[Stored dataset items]
****************
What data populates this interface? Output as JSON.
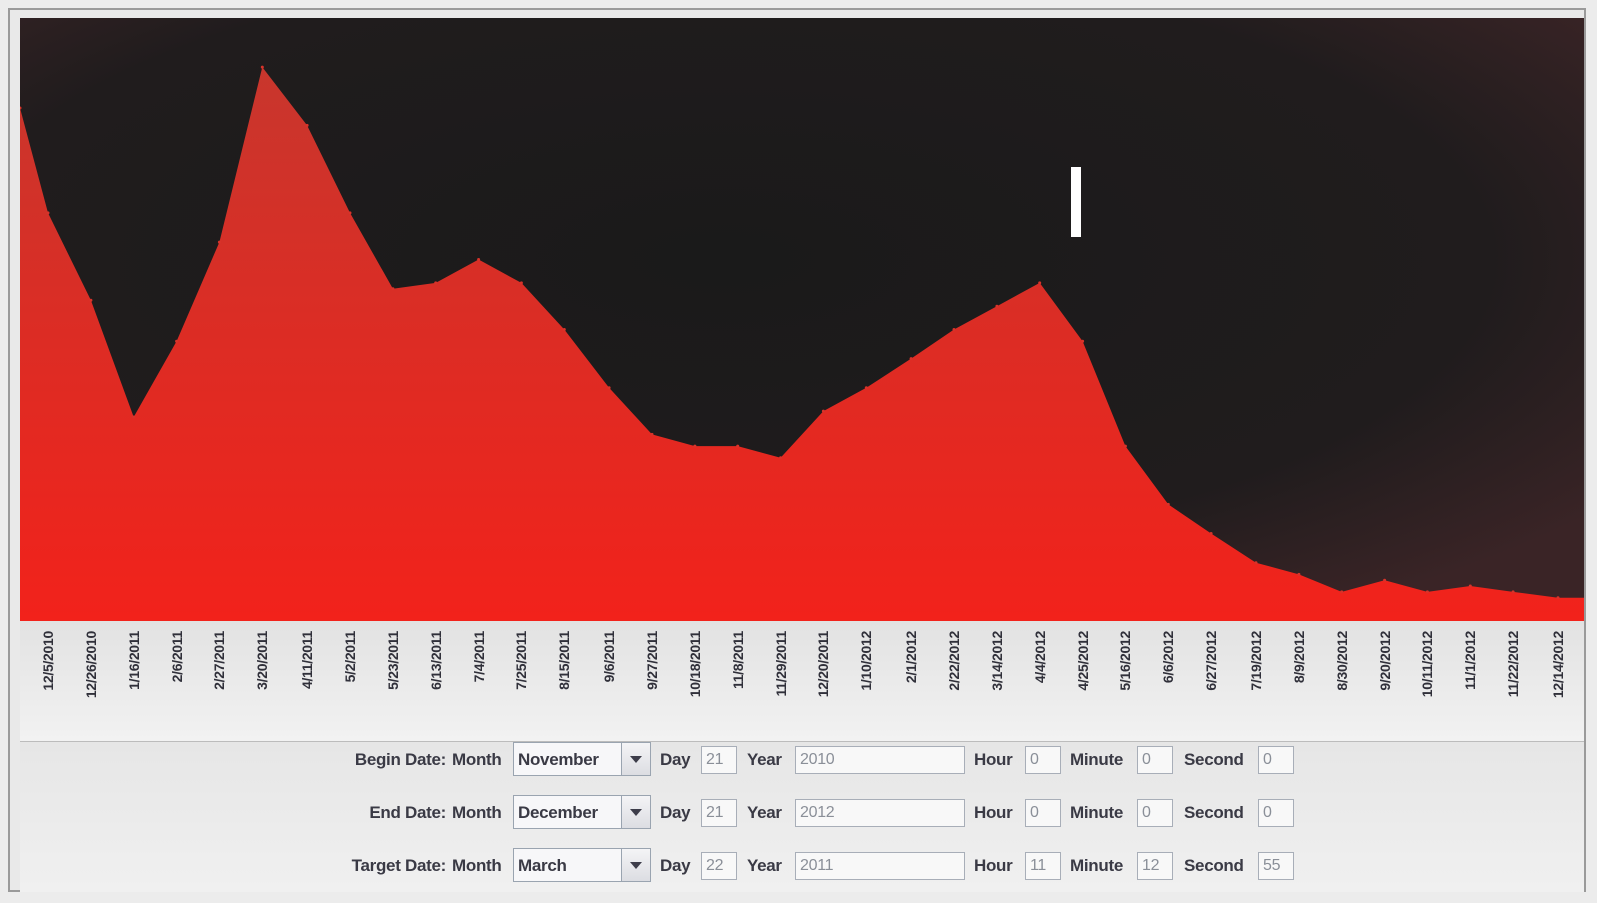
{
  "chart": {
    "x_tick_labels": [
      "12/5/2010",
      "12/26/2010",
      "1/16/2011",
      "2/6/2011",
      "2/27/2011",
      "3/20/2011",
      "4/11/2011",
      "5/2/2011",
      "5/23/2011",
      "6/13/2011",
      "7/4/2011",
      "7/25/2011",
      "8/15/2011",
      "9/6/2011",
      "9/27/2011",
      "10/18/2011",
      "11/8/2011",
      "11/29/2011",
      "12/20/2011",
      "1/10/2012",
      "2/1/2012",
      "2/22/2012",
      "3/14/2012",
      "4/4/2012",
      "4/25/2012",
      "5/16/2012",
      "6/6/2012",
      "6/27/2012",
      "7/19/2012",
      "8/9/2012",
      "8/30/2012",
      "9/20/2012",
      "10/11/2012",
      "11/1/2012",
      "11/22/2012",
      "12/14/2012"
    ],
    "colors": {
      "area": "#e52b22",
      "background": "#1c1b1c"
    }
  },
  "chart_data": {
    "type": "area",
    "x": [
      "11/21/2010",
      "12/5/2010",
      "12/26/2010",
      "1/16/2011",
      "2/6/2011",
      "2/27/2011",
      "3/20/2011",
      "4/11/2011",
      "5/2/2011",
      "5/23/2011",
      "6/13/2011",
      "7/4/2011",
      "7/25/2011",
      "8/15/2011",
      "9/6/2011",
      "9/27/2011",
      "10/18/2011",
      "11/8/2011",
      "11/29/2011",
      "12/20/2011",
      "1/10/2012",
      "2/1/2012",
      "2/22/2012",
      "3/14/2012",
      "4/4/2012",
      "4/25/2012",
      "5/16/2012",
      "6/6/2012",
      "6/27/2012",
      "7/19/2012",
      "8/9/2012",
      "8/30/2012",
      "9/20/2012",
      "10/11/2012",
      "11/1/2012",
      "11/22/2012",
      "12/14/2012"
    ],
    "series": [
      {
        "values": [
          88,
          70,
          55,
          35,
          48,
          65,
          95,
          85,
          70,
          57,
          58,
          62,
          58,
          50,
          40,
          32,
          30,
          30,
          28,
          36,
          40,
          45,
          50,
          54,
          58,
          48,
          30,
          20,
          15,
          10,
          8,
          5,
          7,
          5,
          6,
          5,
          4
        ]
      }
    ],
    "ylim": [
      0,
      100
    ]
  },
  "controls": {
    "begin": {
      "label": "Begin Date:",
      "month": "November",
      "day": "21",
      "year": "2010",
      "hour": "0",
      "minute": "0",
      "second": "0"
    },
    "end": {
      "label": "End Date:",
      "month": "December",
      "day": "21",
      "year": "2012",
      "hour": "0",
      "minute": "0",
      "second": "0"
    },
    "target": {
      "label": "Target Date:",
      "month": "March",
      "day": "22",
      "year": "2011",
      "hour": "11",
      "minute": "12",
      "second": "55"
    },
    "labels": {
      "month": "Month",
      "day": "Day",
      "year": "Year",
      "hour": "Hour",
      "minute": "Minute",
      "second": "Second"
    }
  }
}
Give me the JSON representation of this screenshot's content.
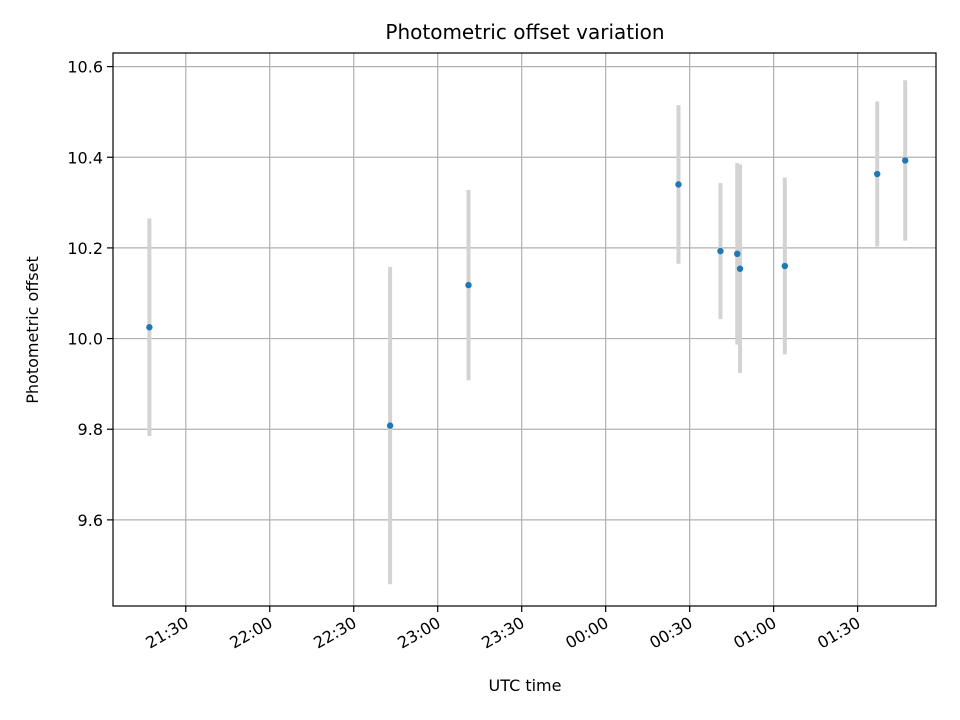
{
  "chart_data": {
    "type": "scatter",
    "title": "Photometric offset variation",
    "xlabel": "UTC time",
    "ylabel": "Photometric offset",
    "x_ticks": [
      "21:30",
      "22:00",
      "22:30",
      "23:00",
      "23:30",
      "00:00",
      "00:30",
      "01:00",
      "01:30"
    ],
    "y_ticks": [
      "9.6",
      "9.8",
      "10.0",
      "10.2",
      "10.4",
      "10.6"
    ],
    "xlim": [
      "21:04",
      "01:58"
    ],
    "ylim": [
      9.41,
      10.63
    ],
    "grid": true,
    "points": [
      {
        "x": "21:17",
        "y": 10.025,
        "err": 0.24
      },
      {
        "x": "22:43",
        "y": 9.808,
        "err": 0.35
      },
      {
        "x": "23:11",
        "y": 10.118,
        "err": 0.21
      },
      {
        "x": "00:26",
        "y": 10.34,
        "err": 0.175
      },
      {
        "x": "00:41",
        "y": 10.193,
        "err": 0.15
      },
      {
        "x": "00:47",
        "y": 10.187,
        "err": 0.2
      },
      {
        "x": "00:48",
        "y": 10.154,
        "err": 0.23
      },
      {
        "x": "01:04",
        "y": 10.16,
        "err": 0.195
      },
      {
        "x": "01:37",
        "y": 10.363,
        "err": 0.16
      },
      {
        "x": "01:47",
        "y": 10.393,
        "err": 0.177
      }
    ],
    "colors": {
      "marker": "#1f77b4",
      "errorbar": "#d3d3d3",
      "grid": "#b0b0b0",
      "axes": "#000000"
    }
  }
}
****************
▸ Requirement
Report all lines of the data that include the word "minute".

▸ Result of the exercise
      "minute": "0",
      "minute": "0",
      "minute": "12",
      "minute": "Minute",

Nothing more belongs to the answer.